▶ [INPUT ROWS]:

(begin)

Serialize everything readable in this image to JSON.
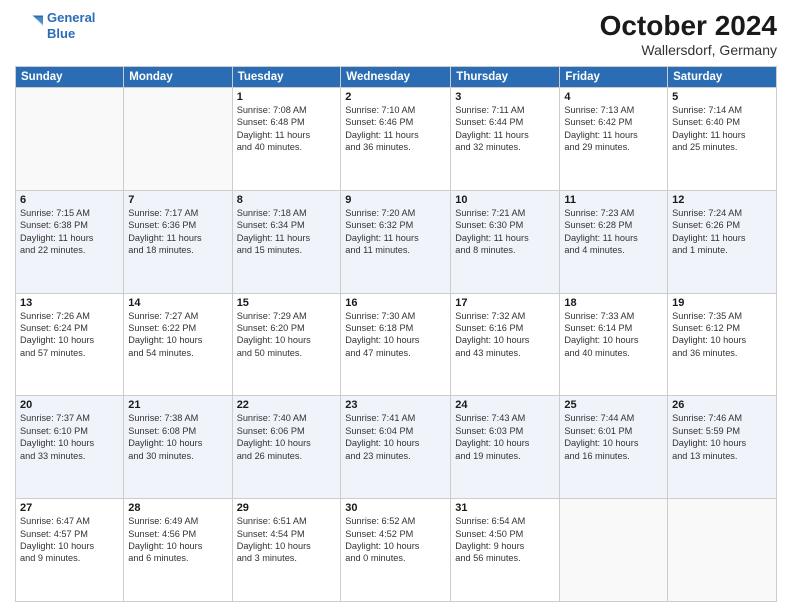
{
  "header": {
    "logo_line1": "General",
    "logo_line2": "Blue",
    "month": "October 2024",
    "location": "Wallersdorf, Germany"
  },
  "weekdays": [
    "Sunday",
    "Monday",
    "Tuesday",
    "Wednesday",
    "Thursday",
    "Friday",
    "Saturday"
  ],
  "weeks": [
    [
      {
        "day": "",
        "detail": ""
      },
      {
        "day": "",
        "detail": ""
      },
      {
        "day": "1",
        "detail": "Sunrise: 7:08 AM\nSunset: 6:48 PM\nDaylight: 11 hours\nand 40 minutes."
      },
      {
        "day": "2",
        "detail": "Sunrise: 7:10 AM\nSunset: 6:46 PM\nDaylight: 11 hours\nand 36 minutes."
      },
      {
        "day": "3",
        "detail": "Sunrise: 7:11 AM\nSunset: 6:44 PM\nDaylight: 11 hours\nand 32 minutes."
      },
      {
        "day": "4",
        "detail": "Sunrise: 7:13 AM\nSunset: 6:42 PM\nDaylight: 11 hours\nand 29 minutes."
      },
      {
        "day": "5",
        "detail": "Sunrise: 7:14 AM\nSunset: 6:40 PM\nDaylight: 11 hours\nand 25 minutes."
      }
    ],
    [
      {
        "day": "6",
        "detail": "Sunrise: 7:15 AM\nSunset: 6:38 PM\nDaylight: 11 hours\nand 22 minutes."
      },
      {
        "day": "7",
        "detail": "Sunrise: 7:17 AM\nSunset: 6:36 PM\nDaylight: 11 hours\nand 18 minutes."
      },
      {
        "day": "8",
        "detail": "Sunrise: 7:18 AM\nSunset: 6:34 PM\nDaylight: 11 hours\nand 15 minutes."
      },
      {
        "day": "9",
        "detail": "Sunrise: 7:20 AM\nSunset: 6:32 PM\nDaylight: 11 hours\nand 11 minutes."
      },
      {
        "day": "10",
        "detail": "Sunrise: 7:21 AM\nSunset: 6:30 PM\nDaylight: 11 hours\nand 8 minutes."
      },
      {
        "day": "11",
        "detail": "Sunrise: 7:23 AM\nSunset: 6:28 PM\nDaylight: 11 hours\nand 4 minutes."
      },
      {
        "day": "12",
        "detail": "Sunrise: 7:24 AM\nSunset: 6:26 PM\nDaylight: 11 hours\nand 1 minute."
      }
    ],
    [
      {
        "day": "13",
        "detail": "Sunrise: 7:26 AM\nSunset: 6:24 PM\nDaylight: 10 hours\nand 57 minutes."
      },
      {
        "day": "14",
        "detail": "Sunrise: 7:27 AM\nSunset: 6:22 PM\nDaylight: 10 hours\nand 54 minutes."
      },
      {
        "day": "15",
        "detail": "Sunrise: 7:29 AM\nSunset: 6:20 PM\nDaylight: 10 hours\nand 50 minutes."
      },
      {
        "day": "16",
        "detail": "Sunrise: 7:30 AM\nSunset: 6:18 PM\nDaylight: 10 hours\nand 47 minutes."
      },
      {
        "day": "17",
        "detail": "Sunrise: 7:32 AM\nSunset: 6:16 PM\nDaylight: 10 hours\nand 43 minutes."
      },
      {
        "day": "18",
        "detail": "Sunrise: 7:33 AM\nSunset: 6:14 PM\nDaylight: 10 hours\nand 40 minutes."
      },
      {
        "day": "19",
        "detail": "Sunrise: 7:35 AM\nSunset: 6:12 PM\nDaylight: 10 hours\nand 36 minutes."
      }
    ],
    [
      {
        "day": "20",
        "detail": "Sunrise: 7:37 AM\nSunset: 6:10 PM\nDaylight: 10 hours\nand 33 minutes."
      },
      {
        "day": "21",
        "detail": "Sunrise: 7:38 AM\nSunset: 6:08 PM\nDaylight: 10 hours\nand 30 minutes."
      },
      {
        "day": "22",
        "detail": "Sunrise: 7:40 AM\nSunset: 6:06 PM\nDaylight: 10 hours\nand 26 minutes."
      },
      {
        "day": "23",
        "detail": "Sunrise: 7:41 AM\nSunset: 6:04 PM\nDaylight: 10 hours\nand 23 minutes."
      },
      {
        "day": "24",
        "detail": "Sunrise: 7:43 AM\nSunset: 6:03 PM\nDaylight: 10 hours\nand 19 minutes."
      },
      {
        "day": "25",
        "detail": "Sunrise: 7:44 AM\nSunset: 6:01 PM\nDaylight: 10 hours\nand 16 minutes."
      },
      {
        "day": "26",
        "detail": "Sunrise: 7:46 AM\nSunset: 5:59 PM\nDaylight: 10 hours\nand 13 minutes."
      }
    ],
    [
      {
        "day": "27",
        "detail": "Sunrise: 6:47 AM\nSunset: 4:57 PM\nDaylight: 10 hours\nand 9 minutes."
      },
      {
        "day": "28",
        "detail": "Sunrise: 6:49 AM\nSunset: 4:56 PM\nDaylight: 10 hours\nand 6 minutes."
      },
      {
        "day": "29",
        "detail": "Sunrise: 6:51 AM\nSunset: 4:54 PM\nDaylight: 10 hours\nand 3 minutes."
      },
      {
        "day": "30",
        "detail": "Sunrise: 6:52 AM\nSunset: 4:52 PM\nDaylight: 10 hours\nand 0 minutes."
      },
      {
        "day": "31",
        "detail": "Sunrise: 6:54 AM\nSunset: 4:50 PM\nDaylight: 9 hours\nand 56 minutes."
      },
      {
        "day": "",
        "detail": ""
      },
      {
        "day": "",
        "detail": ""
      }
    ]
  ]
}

(end)
(begin)

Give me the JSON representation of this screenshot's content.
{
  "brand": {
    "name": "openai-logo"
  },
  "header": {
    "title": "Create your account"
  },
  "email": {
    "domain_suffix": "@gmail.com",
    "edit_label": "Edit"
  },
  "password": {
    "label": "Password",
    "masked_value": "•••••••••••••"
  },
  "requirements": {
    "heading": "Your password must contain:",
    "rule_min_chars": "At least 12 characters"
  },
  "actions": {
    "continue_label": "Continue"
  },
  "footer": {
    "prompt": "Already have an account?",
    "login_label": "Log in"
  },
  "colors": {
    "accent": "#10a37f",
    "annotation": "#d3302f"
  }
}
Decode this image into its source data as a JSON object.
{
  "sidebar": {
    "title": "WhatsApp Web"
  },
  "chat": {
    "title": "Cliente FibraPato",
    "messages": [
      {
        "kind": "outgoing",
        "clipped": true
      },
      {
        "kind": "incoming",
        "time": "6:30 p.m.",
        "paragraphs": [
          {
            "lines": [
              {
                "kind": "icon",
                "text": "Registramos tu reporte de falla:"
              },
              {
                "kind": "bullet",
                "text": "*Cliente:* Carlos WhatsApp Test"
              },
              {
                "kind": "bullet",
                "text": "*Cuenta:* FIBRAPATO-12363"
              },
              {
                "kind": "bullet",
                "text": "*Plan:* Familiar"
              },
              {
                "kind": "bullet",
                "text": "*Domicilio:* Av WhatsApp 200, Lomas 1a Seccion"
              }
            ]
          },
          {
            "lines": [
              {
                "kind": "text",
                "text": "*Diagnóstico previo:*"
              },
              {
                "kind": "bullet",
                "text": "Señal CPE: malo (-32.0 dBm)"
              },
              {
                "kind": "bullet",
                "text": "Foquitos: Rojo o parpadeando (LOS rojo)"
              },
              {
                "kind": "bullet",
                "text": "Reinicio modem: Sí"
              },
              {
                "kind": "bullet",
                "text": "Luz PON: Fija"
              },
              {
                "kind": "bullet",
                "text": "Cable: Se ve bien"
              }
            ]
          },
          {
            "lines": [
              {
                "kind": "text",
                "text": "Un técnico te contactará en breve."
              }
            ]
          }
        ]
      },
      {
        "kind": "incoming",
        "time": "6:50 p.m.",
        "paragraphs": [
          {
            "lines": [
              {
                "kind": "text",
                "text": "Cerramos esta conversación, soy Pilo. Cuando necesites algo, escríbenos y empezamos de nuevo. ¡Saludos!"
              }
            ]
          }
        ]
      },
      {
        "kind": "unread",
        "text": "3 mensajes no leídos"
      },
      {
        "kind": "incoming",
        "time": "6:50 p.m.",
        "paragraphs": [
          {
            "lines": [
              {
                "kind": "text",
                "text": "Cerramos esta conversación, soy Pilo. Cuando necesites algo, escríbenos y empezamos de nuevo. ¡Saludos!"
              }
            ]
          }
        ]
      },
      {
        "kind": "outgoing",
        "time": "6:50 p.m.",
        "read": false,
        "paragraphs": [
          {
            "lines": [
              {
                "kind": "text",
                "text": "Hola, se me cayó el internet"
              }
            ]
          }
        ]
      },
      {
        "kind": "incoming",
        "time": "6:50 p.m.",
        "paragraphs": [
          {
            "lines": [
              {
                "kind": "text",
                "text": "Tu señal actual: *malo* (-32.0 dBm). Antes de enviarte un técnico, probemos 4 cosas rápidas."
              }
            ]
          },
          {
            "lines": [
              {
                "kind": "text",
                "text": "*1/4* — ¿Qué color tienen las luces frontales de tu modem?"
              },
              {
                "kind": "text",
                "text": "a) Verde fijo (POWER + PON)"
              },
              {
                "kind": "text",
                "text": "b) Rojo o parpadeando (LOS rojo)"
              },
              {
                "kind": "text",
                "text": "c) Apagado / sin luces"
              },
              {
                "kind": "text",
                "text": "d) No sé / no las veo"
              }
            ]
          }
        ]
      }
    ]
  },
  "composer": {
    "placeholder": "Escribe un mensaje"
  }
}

(end)
(begin)

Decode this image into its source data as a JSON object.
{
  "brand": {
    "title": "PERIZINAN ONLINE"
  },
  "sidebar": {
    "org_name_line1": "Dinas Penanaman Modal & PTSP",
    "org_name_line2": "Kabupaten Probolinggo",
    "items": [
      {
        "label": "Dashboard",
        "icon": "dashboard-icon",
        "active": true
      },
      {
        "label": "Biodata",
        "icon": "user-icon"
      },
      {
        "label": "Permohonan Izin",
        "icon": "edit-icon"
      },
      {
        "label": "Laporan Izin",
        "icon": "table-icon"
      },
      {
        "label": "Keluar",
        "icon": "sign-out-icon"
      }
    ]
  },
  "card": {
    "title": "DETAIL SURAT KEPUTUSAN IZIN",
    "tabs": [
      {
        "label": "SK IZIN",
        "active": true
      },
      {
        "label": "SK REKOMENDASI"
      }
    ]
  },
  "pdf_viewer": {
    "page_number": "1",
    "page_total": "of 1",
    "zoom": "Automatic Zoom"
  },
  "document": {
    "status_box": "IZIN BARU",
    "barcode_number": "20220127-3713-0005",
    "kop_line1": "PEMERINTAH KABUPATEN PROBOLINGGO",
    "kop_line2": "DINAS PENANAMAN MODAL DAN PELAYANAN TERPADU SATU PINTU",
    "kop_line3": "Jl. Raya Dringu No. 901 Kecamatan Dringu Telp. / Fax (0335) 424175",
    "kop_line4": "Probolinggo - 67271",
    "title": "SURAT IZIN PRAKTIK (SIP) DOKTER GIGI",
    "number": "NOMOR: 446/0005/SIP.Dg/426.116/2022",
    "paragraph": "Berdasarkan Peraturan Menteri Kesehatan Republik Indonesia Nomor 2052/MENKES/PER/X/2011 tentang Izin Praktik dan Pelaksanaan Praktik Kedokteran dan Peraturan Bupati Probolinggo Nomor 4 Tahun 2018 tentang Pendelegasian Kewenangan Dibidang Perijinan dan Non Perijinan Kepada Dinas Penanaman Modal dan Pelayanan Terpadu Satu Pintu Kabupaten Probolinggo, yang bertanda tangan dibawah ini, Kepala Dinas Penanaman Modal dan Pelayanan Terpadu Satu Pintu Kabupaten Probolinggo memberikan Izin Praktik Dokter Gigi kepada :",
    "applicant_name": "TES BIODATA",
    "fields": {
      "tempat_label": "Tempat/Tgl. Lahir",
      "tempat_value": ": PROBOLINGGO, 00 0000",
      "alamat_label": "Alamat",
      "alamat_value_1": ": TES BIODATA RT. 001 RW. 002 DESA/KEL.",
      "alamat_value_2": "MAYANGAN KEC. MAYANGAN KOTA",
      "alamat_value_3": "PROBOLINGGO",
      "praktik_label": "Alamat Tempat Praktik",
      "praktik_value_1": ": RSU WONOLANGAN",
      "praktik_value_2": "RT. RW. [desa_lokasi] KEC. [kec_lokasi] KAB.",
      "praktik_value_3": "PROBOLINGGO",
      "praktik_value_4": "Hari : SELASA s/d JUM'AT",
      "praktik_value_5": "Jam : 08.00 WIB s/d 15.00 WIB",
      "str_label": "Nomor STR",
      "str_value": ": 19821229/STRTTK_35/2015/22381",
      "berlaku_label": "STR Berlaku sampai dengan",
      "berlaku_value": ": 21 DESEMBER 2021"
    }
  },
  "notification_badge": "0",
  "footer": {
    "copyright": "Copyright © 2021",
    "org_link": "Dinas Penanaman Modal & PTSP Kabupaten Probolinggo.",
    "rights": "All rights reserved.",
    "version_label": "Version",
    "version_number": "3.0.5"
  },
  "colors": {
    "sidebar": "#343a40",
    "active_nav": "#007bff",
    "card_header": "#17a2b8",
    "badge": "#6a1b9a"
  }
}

(end)

▶ [PROBLEM DESCRIPTION]:
Pick out the lines that contain "Cliente" and copy them.

▶ [RESULT FOR THIS TASK]:
    "title": "Cliente FibraPato",
                "text": "*Cliente:* Carlos WhatsApp Test"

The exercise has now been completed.